Retype the material in full, keeping every word the same.

============================================================

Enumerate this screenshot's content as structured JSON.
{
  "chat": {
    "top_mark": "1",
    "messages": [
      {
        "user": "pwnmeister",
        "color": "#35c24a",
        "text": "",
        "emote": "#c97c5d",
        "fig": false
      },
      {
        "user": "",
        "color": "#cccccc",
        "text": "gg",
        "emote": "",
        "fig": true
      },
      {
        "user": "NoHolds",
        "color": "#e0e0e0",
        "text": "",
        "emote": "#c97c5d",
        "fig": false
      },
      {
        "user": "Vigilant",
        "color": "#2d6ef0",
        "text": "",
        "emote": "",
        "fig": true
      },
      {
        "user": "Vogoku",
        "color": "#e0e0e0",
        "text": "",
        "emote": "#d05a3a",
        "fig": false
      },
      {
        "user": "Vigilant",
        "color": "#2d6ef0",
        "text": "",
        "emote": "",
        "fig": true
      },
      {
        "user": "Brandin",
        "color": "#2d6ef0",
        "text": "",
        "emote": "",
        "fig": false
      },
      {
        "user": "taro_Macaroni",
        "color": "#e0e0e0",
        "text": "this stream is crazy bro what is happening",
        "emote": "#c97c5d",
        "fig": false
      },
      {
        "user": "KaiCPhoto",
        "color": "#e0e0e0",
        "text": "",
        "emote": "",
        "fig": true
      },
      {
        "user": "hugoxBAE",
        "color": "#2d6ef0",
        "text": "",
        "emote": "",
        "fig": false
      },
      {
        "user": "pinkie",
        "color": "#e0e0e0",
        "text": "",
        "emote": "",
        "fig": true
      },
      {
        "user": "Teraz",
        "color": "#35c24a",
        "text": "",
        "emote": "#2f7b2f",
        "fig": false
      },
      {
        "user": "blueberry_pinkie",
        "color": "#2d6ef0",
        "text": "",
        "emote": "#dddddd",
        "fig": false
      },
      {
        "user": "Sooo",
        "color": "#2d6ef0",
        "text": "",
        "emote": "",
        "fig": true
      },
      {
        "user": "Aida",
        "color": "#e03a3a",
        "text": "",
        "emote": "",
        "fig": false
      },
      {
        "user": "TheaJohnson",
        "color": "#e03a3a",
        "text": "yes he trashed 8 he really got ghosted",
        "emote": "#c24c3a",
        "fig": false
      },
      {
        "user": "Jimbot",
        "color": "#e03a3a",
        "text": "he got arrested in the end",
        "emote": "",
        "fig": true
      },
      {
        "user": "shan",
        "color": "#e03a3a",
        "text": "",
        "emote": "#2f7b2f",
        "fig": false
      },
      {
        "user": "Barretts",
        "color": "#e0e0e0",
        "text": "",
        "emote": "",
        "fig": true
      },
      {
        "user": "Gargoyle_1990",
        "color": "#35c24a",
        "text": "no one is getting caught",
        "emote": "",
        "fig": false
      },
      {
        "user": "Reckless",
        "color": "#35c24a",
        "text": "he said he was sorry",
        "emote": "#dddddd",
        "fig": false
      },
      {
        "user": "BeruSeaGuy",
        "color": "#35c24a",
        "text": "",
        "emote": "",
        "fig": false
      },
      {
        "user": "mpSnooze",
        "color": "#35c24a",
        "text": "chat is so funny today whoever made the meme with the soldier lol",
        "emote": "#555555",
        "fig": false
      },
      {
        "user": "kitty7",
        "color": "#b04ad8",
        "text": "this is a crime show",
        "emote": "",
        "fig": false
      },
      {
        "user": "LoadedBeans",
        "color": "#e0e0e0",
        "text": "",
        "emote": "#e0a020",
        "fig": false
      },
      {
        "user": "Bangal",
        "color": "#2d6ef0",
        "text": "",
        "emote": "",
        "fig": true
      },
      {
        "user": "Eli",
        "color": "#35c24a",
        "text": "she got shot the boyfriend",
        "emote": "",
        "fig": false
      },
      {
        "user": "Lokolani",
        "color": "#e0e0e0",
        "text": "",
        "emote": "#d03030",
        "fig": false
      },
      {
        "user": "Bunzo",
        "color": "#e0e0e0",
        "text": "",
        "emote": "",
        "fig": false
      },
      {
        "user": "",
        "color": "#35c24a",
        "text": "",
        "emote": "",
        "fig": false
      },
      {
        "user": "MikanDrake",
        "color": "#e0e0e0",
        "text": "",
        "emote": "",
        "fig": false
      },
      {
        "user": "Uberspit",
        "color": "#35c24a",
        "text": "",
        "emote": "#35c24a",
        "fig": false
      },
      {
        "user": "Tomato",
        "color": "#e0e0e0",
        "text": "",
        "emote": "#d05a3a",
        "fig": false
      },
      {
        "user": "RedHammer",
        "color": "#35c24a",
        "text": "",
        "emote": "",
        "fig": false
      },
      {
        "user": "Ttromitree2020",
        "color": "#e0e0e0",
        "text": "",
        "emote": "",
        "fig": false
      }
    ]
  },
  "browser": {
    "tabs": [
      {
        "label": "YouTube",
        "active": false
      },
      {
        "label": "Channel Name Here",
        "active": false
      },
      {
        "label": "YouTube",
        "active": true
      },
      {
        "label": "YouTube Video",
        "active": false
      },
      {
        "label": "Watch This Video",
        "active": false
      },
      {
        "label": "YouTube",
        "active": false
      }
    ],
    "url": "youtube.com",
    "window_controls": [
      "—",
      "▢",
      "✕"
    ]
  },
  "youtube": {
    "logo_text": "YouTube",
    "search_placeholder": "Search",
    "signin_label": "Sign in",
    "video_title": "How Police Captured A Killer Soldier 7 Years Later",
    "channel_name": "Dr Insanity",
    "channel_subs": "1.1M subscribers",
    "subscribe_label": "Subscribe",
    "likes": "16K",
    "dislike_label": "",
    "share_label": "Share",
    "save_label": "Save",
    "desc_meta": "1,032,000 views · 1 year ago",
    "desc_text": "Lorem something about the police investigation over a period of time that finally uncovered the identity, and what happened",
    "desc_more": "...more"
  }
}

============================================================

[Task response]
Enumerate this screenshot's content as structured JSON.
{
  "chat": {
    "top_mark": "1",
    "messages": [
      {
        "user": "pwnmeister",
        "color": "#35c24a",
        "text": "",
        "emote": "#c97c5d",
        "fig": false
      },
      {
        "user": "",
        "color": "#cccccc",
        "text": "gg",
        "emote": "",
        "fig": true
      },
      {
        "user": "NoHolds",
        "color": "#e0e0e0",
        "text": "",
        "emote": "#c97c5d",
        "fig": false
      },
      {
        "user": "Vigilant",
        "color": "#2d6ef0",
        "text": "",
        "emote": "",
        "fig": true
      },
      {
        "user": "Vogoku",
        "color": "#e0e0e0",
        "text": "",
        "emote": "#d05a3a",
        "fig": false
      },
      {
        "user": "Vigilant",
        "color": "#2d6ef0",
        "text": "",
        "emote": "",
        "fig": true
      },
      {
        "user": "Brandin",
        "color": "#2d6ef0",
        "text": "",
        "emote": "",
        "fig": false
      },
      {
        "user": "taro_Macaroni",
        "color": "#e0e0e0",
        "text": "this stream is crazy bro what is happening",
        "emote": "#c97c5d",
        "fig": false
      },
      {
        "user": "KaiCPhoto",
        "color": "#e0e0e0",
        "text": "",
        "emote": "",
        "fig": true
      },
      {
        "user": "hugoxBAE",
        "color": "#2d6ef0",
        "text": "",
        "emote": "",
        "fig": false
      },
      {
        "user": "pinkie",
        "color": "#e0e0e0",
        "text": "",
        "emote": "",
        "fig": true
      },
      {
        "user": "Teraz",
        "color": "#35c24a",
        "text": "",
        "emote": "#2f7b2f",
        "fig": false
      },
      {
        "user": "blueberry_pinkie",
        "color": "#2d6ef0",
        "text": "",
        "emote": "#dddddd",
        "fig": false
      },
      {
        "user": "Sooo",
        "color": "#2d6ef0",
        "text": "",
        "emote": "",
        "fig": true
      },
      {
        "user": "Aida",
        "color": "#e03a3a",
        "text": "",
        "emote": "",
        "fig": false
      },
      {
        "user": "TheaJohnson",
        "color": "#e03a3a",
        "text": "yes he trashed 8 he really got ghosted",
        "emote": "#c24c3a",
        "fig": false
      },
      {
        "user": "Jimbot",
        "color": "#e03a3a",
        "text": "he got arrested in the end",
        "emote": "",
        "fig": true
      },
      {
        "user": "shan",
        "color": "#e03a3a",
        "text": "",
        "emote": "#2f7b2f",
        "fig": false
      },
      {
        "user": "Barretts",
        "color": "#e0e0e0",
        "text": "",
        "emote": "",
        "fig": true
      },
      {
        "user": "Gargoyle_1990",
        "color": "#35c24a",
        "text": "no one is getting caught",
        "emote": "",
        "fig": false
      },
      {
        "user": "Reckless",
        "color": "#35c24a",
        "text": "he said he was sorry",
        "emote": "#dddddd",
        "fig": false
      },
      {
        "user": "BeruSeaGuy",
        "color": "#35c24a",
        "text": "",
        "emote": "",
        "fig": false
      },
      {
        "user": "mpSnooze",
        "color": "#35c24a",
        "text": "chat is so funny today whoever made the meme with the soldier lol",
        "emote": "#555555",
        "fig": false
      },
      {
        "user": "kitty7",
        "color": "#b04ad8",
        "text": "this is a crime show",
        "emote": "",
        "fig": false
      },
      {
        "user": "LoadedBeans",
        "color": "#e0e0e0",
        "text": "",
        "emote": "#e0a020",
        "fig": false
      },
      {
        "user": "Bangal",
        "color": "#2d6ef0",
        "text": "",
        "emote": "",
        "fig": true
      },
      {
        "user": "Eli",
        "color": "#35c24a",
        "text": "she got shot the boyfriend",
        "emote": "",
        "fig": false
      },
      {
        "user": "Lokolani",
        "color": "#e0e0e0",
        "text": "",
        "emote": "#d03030",
        "fig": false
      },
      {
        "user": "Bunzo",
        "color": "#e0e0e0",
        "text": "",
        "emote": "",
        "fig": false
      },
      {
        "user": "",
        "color": "#35c24a",
        "text": "",
        "emote": "",
        "fig": false
      },
      {
        "user": "MikanDrake",
        "color": "#e0e0e0",
        "text": "",
        "emote": "",
        "fig": false
      },
      {
        "user": "Uberspit",
        "color": "#35c24a",
        "text": "",
        "emote": "#35c24a",
        "fig": false
      },
      {
        "user": "Tomato",
        "color": "#e0e0e0",
        "text": "",
        "emote": "#d05a3a",
        "fig": false
      },
      {
        "user": "RedHammer",
        "color": "#35c24a",
        "text": "",
        "emote": "",
        "fig": false
      },
      {
        "user": "Ttromitree2020",
        "color": "#e0e0e0",
        "text": "",
        "emote": "",
        "fig": false
      }
    ]
  },
  "browser": {
    "tabs": [
      {
        "label": "YouTube",
        "active": false
      },
      {
        "label": "Channel Name Here",
        "active": false
      },
      {
        "label": "YouTube",
        "active": true
      },
      {
        "label": "YouTube Video",
        "active": false
      },
      {
        "label": "Watch This Video",
        "active": false
      },
      {
        "label": "YouTube",
        "active": false
      }
    ],
    "url": "youtube.com",
    "window_controls": [
      "—",
      "▢",
      "✕"
    ]
  },
  "youtube": {
    "logo_text": "YouTube",
    "search_placeholder": "Search",
    "signin_label": "Sign in",
    "video_title": "How Police Captured A Killer Soldier 7 Years Later",
    "channel_name": "Dr Insanity",
    "channel_subs": "1.1M subscribers",
    "subscribe_label": "Subscribe",
    "likes": "16K",
    "dislike_label": "",
    "share_label": "Share",
    "save_label": "Save",
    "desc_meta": "1,032,000 views · 1 year ago",
    "desc_text": "Lorem something about the police investigation over a period of time that finally uncovered the identity, and what happened",
    "desc_more": "...more"
  }
}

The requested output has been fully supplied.